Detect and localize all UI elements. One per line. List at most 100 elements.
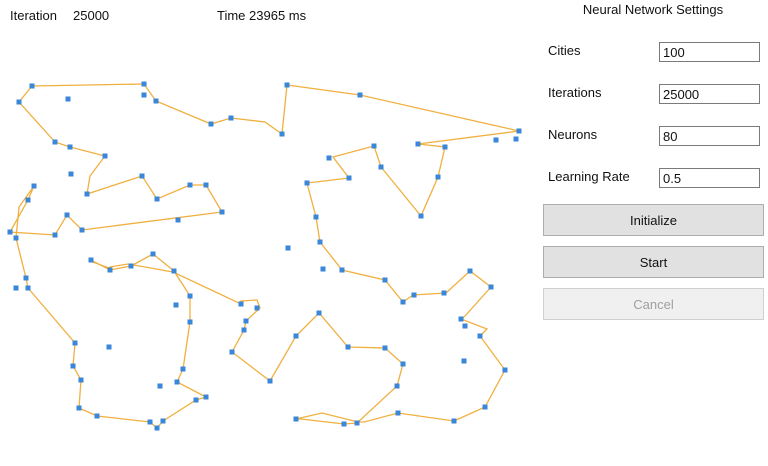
city-point <box>31 183 37 189</box>
city-point <box>238 301 244 307</box>
route-canvas <box>7 81 522 431</box>
city-point <box>13 285 19 291</box>
city-point <box>52 232 58 238</box>
city-point <box>357 92 363 98</box>
city-point <box>341 421 347 427</box>
city-point <box>442 144 448 150</box>
city-point <box>378 164 384 170</box>
city-point <box>187 293 193 299</box>
city-point <box>16 99 22 105</box>
city-point <box>400 299 406 305</box>
neurons-label: Neurons <box>548 127 598 142</box>
city-point <box>441 290 447 296</box>
city-point <box>219 209 225 215</box>
city-point <box>102 153 108 159</box>
city-point <box>7 229 13 235</box>
city-point <box>94 413 100 419</box>
elapsed-time: Time 23965 ms <box>217 8 307 23</box>
city-point <box>203 182 209 188</box>
city-point <box>254 305 260 311</box>
initialize-button[interactable]: Initialize <box>543 204 764 236</box>
settings-title: Neural Network Settings <box>582 2 724 17</box>
city-point <box>128 263 134 269</box>
city-point <box>64 212 70 218</box>
city-point <box>461 358 467 364</box>
cities-input[interactable] <box>659 42 760 62</box>
city-point <box>154 425 160 431</box>
city-point <box>29 83 35 89</box>
city-point <box>493 137 499 143</box>
city-point <box>339 267 345 273</box>
city-point <box>320 266 326 272</box>
city-point <box>67 144 73 150</box>
city-point <box>418 213 424 219</box>
city-point <box>229 349 235 355</box>
city-point <box>326 155 332 161</box>
city-point <box>141 81 147 87</box>
city-point <box>208 121 214 127</box>
city-point <box>477 333 483 339</box>
city-point <box>107 267 113 273</box>
city-point <box>76 405 82 411</box>
city-point <box>72 340 78 346</box>
start-button[interactable]: Start <box>543 246 764 278</box>
city-point <box>394 383 400 389</box>
neurons-input[interactable] <box>659 126 760 146</box>
city-point <box>371 143 377 149</box>
cancel-button: Cancel <box>543 288 764 320</box>
city-point <box>513 136 519 142</box>
city-point <box>25 197 31 203</box>
city-point <box>304 180 310 186</box>
city-point <box>23 275 29 281</box>
city-point <box>293 333 299 339</box>
city-point <box>502 367 508 373</box>
city-point <box>13 235 19 241</box>
city-point <box>285 245 291 251</box>
city-point <box>65 96 71 102</box>
city-point <box>153 98 159 104</box>
city-point <box>482 404 488 410</box>
city-point <box>70 363 76 369</box>
city-point <box>88 257 94 263</box>
city-point <box>171 268 177 274</box>
city-point <box>395 410 401 416</box>
city-point <box>243 318 249 324</box>
city-point <box>174 379 180 385</box>
iterations-input[interactable] <box>659 84 760 104</box>
city-point <box>317 239 323 245</box>
city-point <box>84 191 90 197</box>
city-point <box>316 310 322 316</box>
city-point <box>488 284 494 290</box>
city-point <box>106 344 112 350</box>
city-point <box>180 366 186 372</box>
city-point <box>187 182 193 188</box>
city-point <box>435 174 441 180</box>
city-point <box>52 139 58 145</box>
city-point <box>193 397 199 403</box>
city-point <box>187 319 193 325</box>
city-point <box>78 377 84 383</box>
neuron-route <box>8 83 520 429</box>
city-point <box>284 82 290 88</box>
cities-label: Cities <box>548 43 581 58</box>
city-point <box>147 419 153 425</box>
learning-rate-label: Learning Rate <box>548 169 630 184</box>
city-point <box>354 420 360 426</box>
learning-rate-input[interactable] <box>659 168 760 188</box>
city-point <box>382 277 388 283</box>
city-point <box>411 292 417 298</box>
city-point <box>241 327 247 333</box>
city-point <box>228 115 234 121</box>
iteration-value: 25000 <box>73 8 110 23</box>
city-point <box>157 383 163 389</box>
iteration-label: Iteration <box>10 8 57 23</box>
city-point <box>139 173 145 179</box>
iterations-label: Iterations <box>548 85 602 100</box>
city-point <box>25 285 31 291</box>
city-point <box>458 316 464 322</box>
city-point <box>141 92 147 98</box>
city-point <box>451 418 457 424</box>
city-point <box>173 302 179 308</box>
city-point <box>175 217 181 223</box>
city-point <box>79 227 85 233</box>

------------------------------------------------------------

REQUEST:
Update the rows from the line containing "city-point <box>31 183 37 189</box>" through the line containing "city-point <box>442 144 448 150</box>" by changing "route-canvas" to "map-canvas", and leave everything else as it is. Give only those rows.

THE RESULT:
city-point <box>31 183 37 189</box>
city-point <box>238 301 244 307</box>
map-canvas <box>7 81 522 431</box>
city-point <box>13 285 19 291</box>
city-point <box>52 232 58 238</box>
city-point <box>357 92 363 98</box>
city-point <box>341 421 347 427</box>
city-point <box>442 144 448 150</box>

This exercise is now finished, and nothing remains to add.